* **Given data**

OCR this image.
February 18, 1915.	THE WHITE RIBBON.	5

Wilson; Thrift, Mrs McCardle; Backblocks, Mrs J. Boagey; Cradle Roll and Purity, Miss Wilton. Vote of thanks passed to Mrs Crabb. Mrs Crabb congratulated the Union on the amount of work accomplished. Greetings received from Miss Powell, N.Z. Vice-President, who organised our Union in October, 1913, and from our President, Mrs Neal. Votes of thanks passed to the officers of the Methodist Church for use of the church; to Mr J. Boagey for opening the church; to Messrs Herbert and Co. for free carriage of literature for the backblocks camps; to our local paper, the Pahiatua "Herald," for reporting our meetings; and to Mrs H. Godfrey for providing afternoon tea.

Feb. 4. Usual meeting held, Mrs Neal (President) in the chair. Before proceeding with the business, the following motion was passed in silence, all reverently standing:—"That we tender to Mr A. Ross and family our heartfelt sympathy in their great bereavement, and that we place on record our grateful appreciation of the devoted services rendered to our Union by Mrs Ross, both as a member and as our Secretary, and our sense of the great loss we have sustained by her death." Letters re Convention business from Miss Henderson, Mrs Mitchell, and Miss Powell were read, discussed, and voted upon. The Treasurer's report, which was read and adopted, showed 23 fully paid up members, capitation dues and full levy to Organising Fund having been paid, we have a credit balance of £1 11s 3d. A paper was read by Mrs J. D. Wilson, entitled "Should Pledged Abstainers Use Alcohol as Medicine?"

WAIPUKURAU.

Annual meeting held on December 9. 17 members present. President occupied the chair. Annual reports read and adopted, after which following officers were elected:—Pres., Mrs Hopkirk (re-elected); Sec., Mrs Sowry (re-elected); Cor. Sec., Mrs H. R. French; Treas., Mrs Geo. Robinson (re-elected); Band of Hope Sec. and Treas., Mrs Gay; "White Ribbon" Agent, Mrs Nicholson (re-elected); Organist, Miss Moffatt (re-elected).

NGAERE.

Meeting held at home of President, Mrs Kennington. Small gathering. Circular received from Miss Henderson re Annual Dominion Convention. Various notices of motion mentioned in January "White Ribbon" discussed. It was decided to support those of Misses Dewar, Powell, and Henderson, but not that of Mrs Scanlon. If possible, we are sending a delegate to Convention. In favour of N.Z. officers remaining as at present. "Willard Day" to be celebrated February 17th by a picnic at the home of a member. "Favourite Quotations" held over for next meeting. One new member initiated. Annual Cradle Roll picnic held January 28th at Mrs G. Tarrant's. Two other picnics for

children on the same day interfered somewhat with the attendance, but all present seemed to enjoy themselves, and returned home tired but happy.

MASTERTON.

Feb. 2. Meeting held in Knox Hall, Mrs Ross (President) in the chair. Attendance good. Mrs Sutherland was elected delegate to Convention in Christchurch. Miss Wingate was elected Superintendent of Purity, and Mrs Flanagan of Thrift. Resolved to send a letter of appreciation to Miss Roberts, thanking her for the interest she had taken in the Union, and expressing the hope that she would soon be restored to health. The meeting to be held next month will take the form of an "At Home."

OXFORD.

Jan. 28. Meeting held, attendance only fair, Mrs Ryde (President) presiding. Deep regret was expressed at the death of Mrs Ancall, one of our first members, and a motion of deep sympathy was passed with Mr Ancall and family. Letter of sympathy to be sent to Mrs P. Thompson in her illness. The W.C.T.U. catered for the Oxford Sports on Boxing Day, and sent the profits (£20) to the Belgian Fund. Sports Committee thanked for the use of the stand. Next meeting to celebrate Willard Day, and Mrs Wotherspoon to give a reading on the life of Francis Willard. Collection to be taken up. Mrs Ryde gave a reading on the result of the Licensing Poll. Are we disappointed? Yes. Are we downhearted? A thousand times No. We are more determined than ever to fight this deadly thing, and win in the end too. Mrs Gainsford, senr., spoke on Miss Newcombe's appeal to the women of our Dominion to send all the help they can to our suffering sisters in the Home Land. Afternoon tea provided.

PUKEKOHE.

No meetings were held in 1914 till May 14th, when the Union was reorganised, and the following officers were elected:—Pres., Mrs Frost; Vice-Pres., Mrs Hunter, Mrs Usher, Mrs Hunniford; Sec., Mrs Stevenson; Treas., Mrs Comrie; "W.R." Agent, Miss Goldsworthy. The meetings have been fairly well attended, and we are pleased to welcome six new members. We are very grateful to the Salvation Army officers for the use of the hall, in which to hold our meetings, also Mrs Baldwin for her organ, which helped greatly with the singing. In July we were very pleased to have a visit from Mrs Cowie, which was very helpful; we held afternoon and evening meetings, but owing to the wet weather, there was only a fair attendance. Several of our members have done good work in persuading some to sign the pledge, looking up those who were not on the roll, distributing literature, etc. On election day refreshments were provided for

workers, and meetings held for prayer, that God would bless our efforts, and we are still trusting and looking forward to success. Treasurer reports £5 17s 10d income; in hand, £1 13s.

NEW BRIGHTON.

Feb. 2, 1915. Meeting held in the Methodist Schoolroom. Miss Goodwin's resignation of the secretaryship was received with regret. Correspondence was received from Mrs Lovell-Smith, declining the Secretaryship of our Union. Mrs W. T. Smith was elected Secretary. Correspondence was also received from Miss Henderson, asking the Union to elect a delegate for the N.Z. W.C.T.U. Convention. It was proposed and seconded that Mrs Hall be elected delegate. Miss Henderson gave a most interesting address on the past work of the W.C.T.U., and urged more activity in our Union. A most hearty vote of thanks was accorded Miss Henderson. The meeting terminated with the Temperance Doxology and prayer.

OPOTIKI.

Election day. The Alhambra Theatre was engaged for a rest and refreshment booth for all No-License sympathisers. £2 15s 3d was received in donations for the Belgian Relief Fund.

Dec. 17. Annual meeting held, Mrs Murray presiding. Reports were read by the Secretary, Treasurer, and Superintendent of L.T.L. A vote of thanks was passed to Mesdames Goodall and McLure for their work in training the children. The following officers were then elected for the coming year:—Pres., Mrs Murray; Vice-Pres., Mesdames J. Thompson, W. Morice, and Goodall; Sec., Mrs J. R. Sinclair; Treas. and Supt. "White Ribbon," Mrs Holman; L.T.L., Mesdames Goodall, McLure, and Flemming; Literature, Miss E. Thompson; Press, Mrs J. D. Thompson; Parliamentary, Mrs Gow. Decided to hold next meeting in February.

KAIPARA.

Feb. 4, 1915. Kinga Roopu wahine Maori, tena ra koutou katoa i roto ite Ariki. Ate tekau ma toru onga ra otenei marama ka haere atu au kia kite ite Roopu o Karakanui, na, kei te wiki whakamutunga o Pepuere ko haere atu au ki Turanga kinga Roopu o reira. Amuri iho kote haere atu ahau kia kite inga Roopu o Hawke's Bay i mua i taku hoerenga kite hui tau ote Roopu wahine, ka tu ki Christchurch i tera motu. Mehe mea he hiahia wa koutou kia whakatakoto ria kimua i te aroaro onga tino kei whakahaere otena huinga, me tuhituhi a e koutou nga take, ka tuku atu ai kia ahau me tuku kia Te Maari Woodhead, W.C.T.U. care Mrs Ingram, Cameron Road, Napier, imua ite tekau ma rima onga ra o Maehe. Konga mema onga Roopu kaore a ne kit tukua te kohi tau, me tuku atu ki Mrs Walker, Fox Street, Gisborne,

* **Problem to solve**
Every record above needs to be repeated word for word.

* **Response**
OCR this image.
February 18, 1915.	THE WHITE RIBBON.	5

Wilson; Thrift, Mrs McCardle; Backblocks, Mrs J. Boagey; Cradle Roll and Purity, Miss Wilton. Vote of thanks passed to Mrs Crabb. Mrs Crabb congratulated the Union on the amount of work accomplished. Greetings received from Miss Powell, N.Z. Vice-President, who organised our Union in October, 1913, and from our President, Mrs Neal. Votes of thanks passed to the officers of the Methodist Church for use of the church; to Mr J. Boagey for opening the church; to Messrs Herbert and Co. for free carriage of literature for the backblocks camps; to our local paper, the Pahiatua "Herald," for reporting our meetings; and to Mrs H. Godfrey for providing afternoon tea.

Feb. 4. Usual meeting held, Mrs Neal (President) in the chair. Before proceeding with the business, the following motion was passed in silence, all reverently standing:—"That we tender to Mr A. Ross and family our heartfelt sympathy in their great bereavement, and that we place on record our grateful appreciation of the devoted services rendered to our Union by Mrs Ross, both as a member and as our Secretary, and our sense of the great loss we have sustained by her death." Letters re Convention business from Miss Henderson, Mrs Mitchell, and Miss Powell were read, discussed, and voted upon. The Treasurer's report, which was read and adopted, showed 23 fully paid up members, capitation dues and full levy to Organising Fund having been paid, we have a credit balance of £1 11s 3d. A paper was read by Mrs J. D. Wilson, entitled "Should Pledged Abstainers Use Alcohol as Medicine?"

WAIPUKURAU.

Annual meeting held on December 9. 17 members present. President occupied the chair. Annual reports read and adopted, after which following officers were elected:—Pres., Mrs Hopkirk (re-elected); Sec., Mrs Sowry (re-elected); Cor. Sec., Mrs H. R. French; Treas., Mrs Geo. Robinson (re-elected); Band of Hope Sec. and Treas., Mrs Gay; "White Ribbon" Agent, Mrs Nicholson (re-elected); Organist, Miss Moffatt (re-elected).

NGAERE.

Meeting held at home of President, Mrs Kennington. Small gathering. Circular received from Miss Henderson re Annual Dominion Convention. Various notices of motion mentioned in January "White Ribbon" discussed. It was decided to support those of Misses Dewar, Powell, and Henderson, but not that of Mrs Scanlon. If possible, we are sending a delegate to Convention. In favour of N.Z. officers remaining as at present. "Willard Day" to be celebrated February 17th by a picnic at the home of a member. "Favourite Quotations" held over for next meeting. One new member initiated. Annual Cradle Roll picnic held January 28th at Mrs G. Tarrant's. Two other picnics for

children on the same day interfered somewhat with the attendance, but all present seemed to enjoy themselves, and returned home tired but happy.

MASTERTON.

Feb. 2. Meeting held in Knox Hall, Mrs Ross (President) in the chair. Attendance good. Mrs Sutherland was elected delegate to Convention in Christchurch. Miss Wingate was elected Superintendent of Purity, and Mrs Flanagan of Thrift. Resolved to send a letter of appreciation to Miss Roberts, thanking her for the interest she had taken in the Union, and expressing the hope that she would soon be restored to health. The meeting to be held next month will take the form of an "At Home."

OXFORD.

Jan. 28. Meeting held, attendance only fair, Mrs Ryde (President) presiding. Deep regret was expressed at the death of Mrs Ancall, one of our first members, and a motion of deep sympathy was passed with Mr Ancall and family. Letter of sympathy to be sent to Mrs P. Thompson in her illness. The W.C.T.U. catered for the Oxford Sports on Boxing Day, and sent the profits (£20) to the Belgian Fund. Sports Committee thanked for the use of the stand. Next meeting to celebrate Willard Day, and Mrs Wotherspoon to give a reading on the life of Francis Willard. Collection to be taken up. Mrs Ryde gave a reading on the result of the Licensing Poll. Are we disappointed? Yes. Are we downhearted? A thousand times No. We are more determined than ever to fight this deadly thing, and win in the end too. Mrs Gainsford, senr., spoke on Miss Newcombe's appeal to the women of our Dominion to send all the help they can to our suffering sisters in the Home Land. Afternoon tea provided.

PUKEKOHE.

No meetings were held in 1914 till May 14th, when the Union was reorganised, and the following officers were elected:—Pres., Mrs Frost; Vice-Pres., Mrs Hunter, Mrs Usher, Mrs Hunniford; Sec., Mrs Stevenson; Treas., Mrs Comrie; "W.R." Agent, Miss Goldsworthy. The meetings have been fairly well attended, and we are pleased to welcome six new members. We are very grateful to the Salvation Army officers for the use of the hall, in which to hold our meetings, also Mrs Baldwin for her organ, which helped greatly with the singing. In July we were very pleased to have a visit from Mrs Cowie, which was very helpful; we held afternoon and evening meetings, but owing to the wet weather, there was only a fair attendance. Several of our members have done good work in persuading some to sign the pledge, looking up those who were not on the roll, distributing literature, etc. On election day refreshments were provided for

workers, and meetings held for prayer, that God would bless our efforts, and we are still trusting and looking forward to success. Treasurer reports £5 17s 10d income; in hand, £1 13s.

NEW BRIGHTON.

Feb. 2, 1915. Meeting held in the Methodist Schoolroom. Miss Goodwin's resignation of the secretaryship was received with regret. Correspondence was received from Mrs Lovell-Smith, declining the Secretaryship of our Union. Mrs W. T. Smith was elected Secretary. Correspondence was also received from Miss Henderson, asking the Union to elect a delegate for the N.Z. W.C.T.U. Convention. It was proposed and seconded that Mrs Hall be elected delegate. Miss Henderson gave a most interesting address on the past work of the W.C.T.U., and urged more activity in our Union. A most hearty vote of thanks was accorded Miss Henderson. The meeting terminated with the Temperance Doxology and prayer.

OPOTIKI.

Election day. The Alhambra Theatre was engaged for a rest and refreshment booth for all No-License sympathisers. £2 15s 3d was received in donations for the Belgian Relief Fund.

Dec. 17. Annual meeting held, Mrs Murray presiding. Reports were read by the Secretary, Treasurer, and Superintendent of L.T.L. A vote of thanks was passed to Mesdames Goodall and McLure for their work in training the children. The following officers were then elected for the coming year:—Pres., Mrs Murray; Vice-Pres., Mesdames J. Thompson, W. Morice, and Goodall; Sec., Mrs J. R. Sinclair; Treas. and Supt. "White Ribbon," Mrs Holman; L.T.L., Mesdames Goodall, McLure, and Flemming; Literature, Miss E. Thompson; Press, Mrs J. D. Thompson; Parliamentary, Mrs Gow. Decided to hold next meeting in February.

KAIPARA.

Feb. 4, 1915. Kinga Roopu wahine Maori, tena ra koutou katoa i roto ite Ariki. Ate tekau ma toru onga ra otenei marama ka haere atu au kia kite ite Roopu o Karakanui, na, kei te wiki whakamutunga o Pepuere ko haere atu au ki Turanga kinga Roopu o reira. Amuri iho kote haere atu ahau kia kite inga Roopu o Hawke's Bay i mua i taku hoerenga kite hui tau ote Roopu wahine, ka tu ki Christchurch i tera motu. Mehe mea he hiahia wa koutou kia whakatakoto ria kimua i te aroaro onga tino kei whakahaere otena huinga, me tuhituhi a e koutou nga take, ka tuku atu ai kia ahau me tuku kia Te Maari Woodhead, W.C.T.U. care Mrs Ingram, Cameron Road, Napier, imua ite tekau ma rima onga ra o Maehe. Konga mema onga Roopu kaore a ne kit tukua te kohi tau, me tuku atu ki Mrs Walker, Fox Street, Gisborne,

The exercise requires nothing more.